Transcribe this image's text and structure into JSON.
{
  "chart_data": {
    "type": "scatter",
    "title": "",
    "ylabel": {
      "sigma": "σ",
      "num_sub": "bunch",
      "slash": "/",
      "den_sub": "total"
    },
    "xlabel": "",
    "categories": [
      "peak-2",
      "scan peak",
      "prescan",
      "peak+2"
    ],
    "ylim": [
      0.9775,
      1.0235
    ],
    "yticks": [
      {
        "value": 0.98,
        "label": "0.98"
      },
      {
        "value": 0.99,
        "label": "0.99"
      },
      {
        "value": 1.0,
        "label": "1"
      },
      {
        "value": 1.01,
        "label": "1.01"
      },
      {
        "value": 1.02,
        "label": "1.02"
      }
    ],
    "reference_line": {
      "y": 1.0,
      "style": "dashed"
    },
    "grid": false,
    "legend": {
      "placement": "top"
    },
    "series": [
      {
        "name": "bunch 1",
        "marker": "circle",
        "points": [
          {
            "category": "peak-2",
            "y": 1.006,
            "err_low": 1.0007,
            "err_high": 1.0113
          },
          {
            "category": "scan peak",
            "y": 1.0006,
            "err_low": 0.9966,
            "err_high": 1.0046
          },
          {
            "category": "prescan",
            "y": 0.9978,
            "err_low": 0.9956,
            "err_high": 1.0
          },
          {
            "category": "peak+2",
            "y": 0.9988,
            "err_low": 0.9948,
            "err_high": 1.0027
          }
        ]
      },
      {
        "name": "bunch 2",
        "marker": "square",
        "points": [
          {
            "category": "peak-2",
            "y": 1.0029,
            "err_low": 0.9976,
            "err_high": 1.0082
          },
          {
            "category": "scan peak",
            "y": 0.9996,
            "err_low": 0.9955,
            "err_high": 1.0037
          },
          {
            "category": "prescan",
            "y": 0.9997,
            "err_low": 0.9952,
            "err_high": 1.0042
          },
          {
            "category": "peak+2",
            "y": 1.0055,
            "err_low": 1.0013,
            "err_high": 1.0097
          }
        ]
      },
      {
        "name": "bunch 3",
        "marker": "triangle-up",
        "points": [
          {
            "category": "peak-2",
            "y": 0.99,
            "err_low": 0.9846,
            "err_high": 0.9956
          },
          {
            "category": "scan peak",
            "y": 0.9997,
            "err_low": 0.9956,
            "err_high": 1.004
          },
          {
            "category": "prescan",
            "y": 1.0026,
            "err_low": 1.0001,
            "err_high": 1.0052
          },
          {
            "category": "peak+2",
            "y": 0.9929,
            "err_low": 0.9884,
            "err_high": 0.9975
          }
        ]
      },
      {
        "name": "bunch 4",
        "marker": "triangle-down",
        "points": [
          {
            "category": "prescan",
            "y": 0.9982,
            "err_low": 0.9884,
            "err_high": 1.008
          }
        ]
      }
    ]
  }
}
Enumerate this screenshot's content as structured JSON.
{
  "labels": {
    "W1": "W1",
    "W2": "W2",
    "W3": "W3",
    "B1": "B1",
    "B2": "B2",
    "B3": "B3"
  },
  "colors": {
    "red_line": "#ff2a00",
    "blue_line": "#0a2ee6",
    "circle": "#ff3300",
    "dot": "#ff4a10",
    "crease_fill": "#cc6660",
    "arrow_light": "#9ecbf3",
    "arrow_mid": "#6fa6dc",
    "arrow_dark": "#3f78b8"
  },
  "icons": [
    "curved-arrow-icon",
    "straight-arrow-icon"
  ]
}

**Exercise directions:**
Give all of the entries again, word for word.

**Problem solution:**
Transcribe this image's text and structure into JSON.
{
  "chart_data": {
    "type": "scatter",
    "title": "",
    "ylabel": {
      "sigma": "σ",
      "num_sub": "bunch",
      "slash": "/",
      "den_sub": "total"
    },
    "xlabel": "",
    "categories": [
      "peak-2",
      "scan peak",
      "prescan",
      "peak+2"
    ],
    "ylim": [
      0.9775,
      1.0235
    ],
    "yticks": [
      {
        "value": 0.98,
        "label": "0.98"
      },
      {
        "value": 0.99,
        "label": "0.99"
      },
      {
        "value": 1.0,
        "label": "1"
      },
      {
        "value": 1.01,
        "label": "1.01"
      },
      {
        "value": 1.02,
        "label": "1.02"
      }
    ],
    "reference_line": {
      "y": 1.0,
      "style": "dashed"
    },
    "grid": false,
    "legend": {
      "placement": "top"
    },
    "series": [
      {
        "name": "bunch 1",
        "marker": "circle",
        "points": [
          {
            "category": "peak-2",
            "y": 1.006,
            "err_low": 1.0007,
            "err_high": 1.0113
          },
          {
            "category": "scan peak",
            "y": 1.0006,
            "err_low": 0.9966,
            "err_high": 1.0046
          },
          {
            "category": "prescan",
            "y": 0.9978,
            "err_low": 0.9956,
            "err_high": 1.0
          },
          {
            "category": "peak+2",
            "y": 0.9988,
            "err_low": 0.9948,
            "err_high": 1.0027
          }
        ]
      },
      {
        "name": "bunch 2",
        "marker": "square",
        "points": [
          {
            "category": "peak-2",
            "y": 1.0029,
            "err_low": 0.9976,
            "err_high": 1.0082
          },
          {
            "category": "scan peak",
            "y": 0.9996,
            "err_low": 0.9955,
            "err_high": 1.0037
          },
          {
            "category": "prescan",
            "y": 0.9997,
            "err_low": 0.9952,
            "err_high": 1.0042
          },
          {
            "category": "peak+2",
            "y": 1.0055,
            "err_low": 1.0013,
            "err_high": 1.0097
          }
        ]
      },
      {
        "name": "bunch 3",
        "marker": "triangle-up",
        "points": [
          {
            "category": "peak-2",
            "y": 0.99,
            "err_low": 0.9846,
            "err_high": 0.9956
          },
          {
            "category": "scan peak",
            "y": 0.9997,
            "err_low": 0.9956,
            "err_high": 1.004
          },
          {
            "category": "prescan",
            "y": 1.0026,
            "err_low": 1.0001,
            "err_high": 1.0052
          },
          {
            "category": "peak+2",
            "y": 0.9929,
            "err_low": 0.9884,
            "err_high": 0.9975
          }
        ]
      },
      {
        "name": "bunch 4",
        "marker": "triangle-down",
        "points": [
          {
            "category": "prescan",
            "y": 0.9982,
            "err_low": 0.9884,
            "err_high": 1.008
          }
        ]
      }
    ]
  }
}
Enumerate this screenshot's content as structured JSON.
{
  "labels": {
    "W1": "W1",
    "W2": "W2",
    "W3": "W3",
    "B1": "B1",
    "B2": "B2",
    "B3": "B3"
  },
  "colors": {
    "red_line": "#ff2a00",
    "blue_line": "#0a2ee6",
    "circle": "#ff3300",
    "dot": "#ff4a10",
    "crease_fill": "#cc6660",
    "arrow_light": "#9ecbf3",
    "arrow_mid": "#6fa6dc",
    "arrow_dark": "#3f78b8"
  },
  "icons": [
    "curved-arrow-icon",
    "straight-arrow-icon"
  ]
}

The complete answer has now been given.